# PAGE EXTRACT
________________________________________

2.2. Characterization of Fiber Coupled Stimuli of SME

The conditioned straight keratin fibers were manually wrapped on a circular glass bar, and the shape was maintained in a humidity chamber that can keep constant moisture and temperature. The qualitative characterization of the coupled stimuli of SME of goat hair fibers follows the similar approach and corresponding process in sequence [38]: (1) the effect of stimuli on the switch of hair fibers: ① under the set temperature of 90 °C and 65% of RH, the wrapped hair fibers were maintained for two hours to endow the hairs with full plasticization; ② the wrapped hair fibers were maintained in ethanol solution for full plasticization with polar chemical groups; ③ the wrapped hair fibers were illuminated under UV-light (315~400 nm, 300 mW/cm²) for two hours for a full interaction of UV-light and disulfide bonds; (2) the shape fixation ability of the hair fibers was observed: ① the hair fibers were then taken out of the chamber and cooled down to 20 °C naturally for one hour; ② the wrapped hair fibers were then taken out of the ethanol solution and dried naturally at room temperature; ③ the illumination of the UV-light on the hair fibers was stopped, and the wrapped hairs were maintained in darkness for one hour; then the wrapped hairs were stripped from the bar for observation of the temporary shape. The shape of the fibers in each process, including the temporary shape for investigating the fixation ability and recovered shape for memory ability, were observed using a camera; (3) the effect of the coupled stimuli factor on the shape recovery of the fibers was observed: ①/②/③ the temporary spiral hairs encountered with water/water/reductant solution (NaHSO₃, 1 mol/L) and the shape recovery behaviors were recorded respectively.

________________________________________

# PROVIDED DATA
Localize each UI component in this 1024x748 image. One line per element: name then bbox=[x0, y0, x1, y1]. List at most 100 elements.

________________________________________

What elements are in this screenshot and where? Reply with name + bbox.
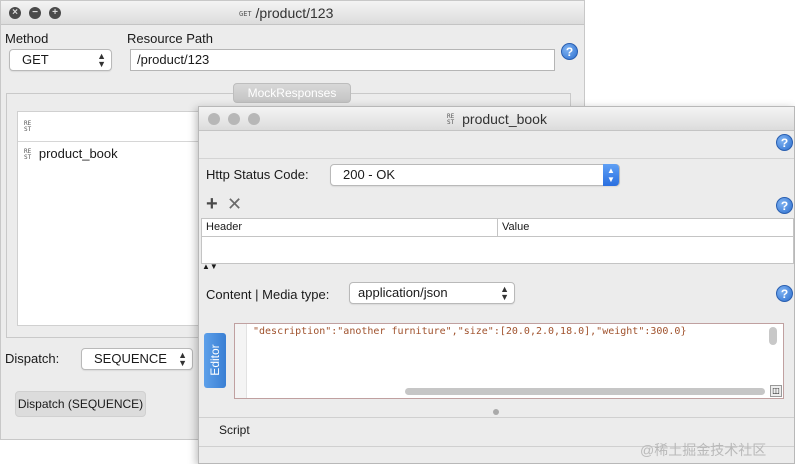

________________________________________

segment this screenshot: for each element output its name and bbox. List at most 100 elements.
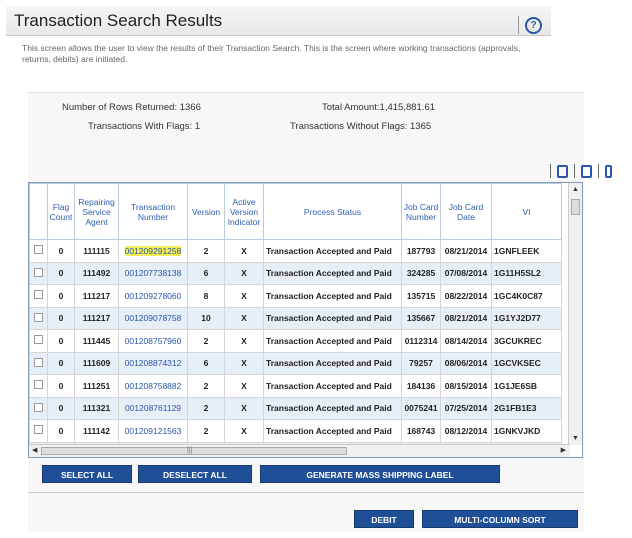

________________________________________

# EXERCISE INSTRUCTIONS
A - In the passage on shape memory characterization of goat hair fibers, how long were the wrapped fibers held at 90 °C and 65% RH?
B - Summarize the passage on shape memory characterization of goat hair fibers in two sentences.

# FULL ANSWERS
A - Two hours.

B - Straight keratin fibers were wrapped on a circular glass bar and plasticized by one of three stimuli (heat at 90 °C and 65% RH, ethanol solution, or UV light), then cooled, dried, or kept in darkness to fix a temporary shape. The temporary spiral shapes were observed with a camera, and the fibers were then exposed to water or a NaHSO₃ reductant solution to record their shape recovery.